## [Problem to solve]
Pick out each line below containing "setor".

[Stored records]
····················

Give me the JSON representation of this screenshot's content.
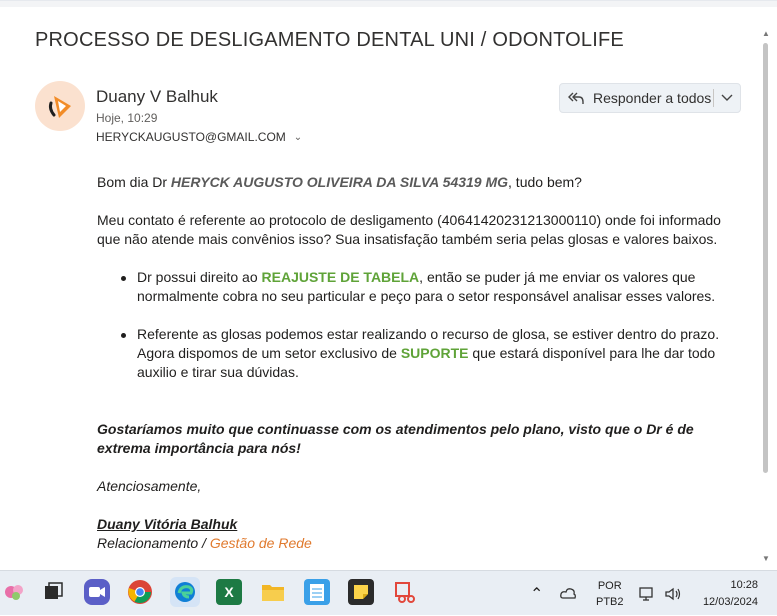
{
  "email": {
    "subject": "PROCESSO DE DESLIGAMENTO DENTAL UNI / ODONTOLIFE",
    "sender_name": "Duany V Balhuk",
    "sent_time": "Hoje, 10:29",
    "recipient": "HERYCKAUGUSTO@GMAIL.COM",
    "reply_all_label": "Responder a todos"
  },
  "body": {
    "greeting_pre": "Bom dia Dr ",
    "greeting_name": "HERYCK AUGUSTO OLIVEIRA DA SILVA 54319 MG",
    "greeting_post": ", tudo bem?",
    "para1": "Meu contato é referente ao protocolo de desligamento (40641420231213000110) onde foi informado que não atende mais convênios isso? Sua insatisfação também seria pelas glosas e valores baixos.",
    "bullet1_pre": "Dr possui direito ao ",
    "bullet1_highlight": "REAJUSTE DE TABELA",
    "bullet1_post": ", então se puder já me enviar os valores que normalmente cobra no seu particular e peço para o setor responsável analisar esses valores.",
    "bullet2_pre": "Referente as glosas podemos estar realizando o recurso de glosa, se estiver dentro do prazo. Agora dispomos de um setor exclusivo de ",
    "bullet2_highlight": "SUPORTE",
    "bullet2_post": " que estará disponível para lhe dar todo auxilio e tirar sua dúvidas.",
    "closing": "Gostaríamos muito que continuasse com os atendimentos pelo plano, visto que o Dr é de extrema importância para nós!",
    "regards": "Atenciosamente,",
    "signature_name": "Duany Vitória Balhuk ",
    "signature_role_pre": "Relacionamento / ",
    "signature_role_highlight": "Gestão de Rede"
  },
  "taskbar": {
    "language": "POR",
    "layout": "PTB2",
    "time": "10:28",
    "date": "12/03/2024",
    "apps": [
      "widgets-icon",
      "task-view-icon",
      "teams-icon",
      "chrome-icon",
      "edge-icon",
      "excel-icon",
      "file-explorer-icon",
      "notepad-icon",
      "sticky-notes-icon",
      "snipping-tool-icon"
    ]
  },
  "colors": {
    "highlight_green": "#5fa338",
    "signature_orange": "#e07a2e",
    "avatar_bg": "#fbe1cf"
  }
}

····················

## [Response below]
    "bullet1_post": ", então se puder já me enviar os valores que normalmente cobra no seu particular e peço para o setor responsável analisar esses valores.",
    "bullet2_pre": "Referente as glosas podemos estar realizando o recurso de glosa, se estiver dentro do prazo. Agora dispomos de um setor exclusivo de ",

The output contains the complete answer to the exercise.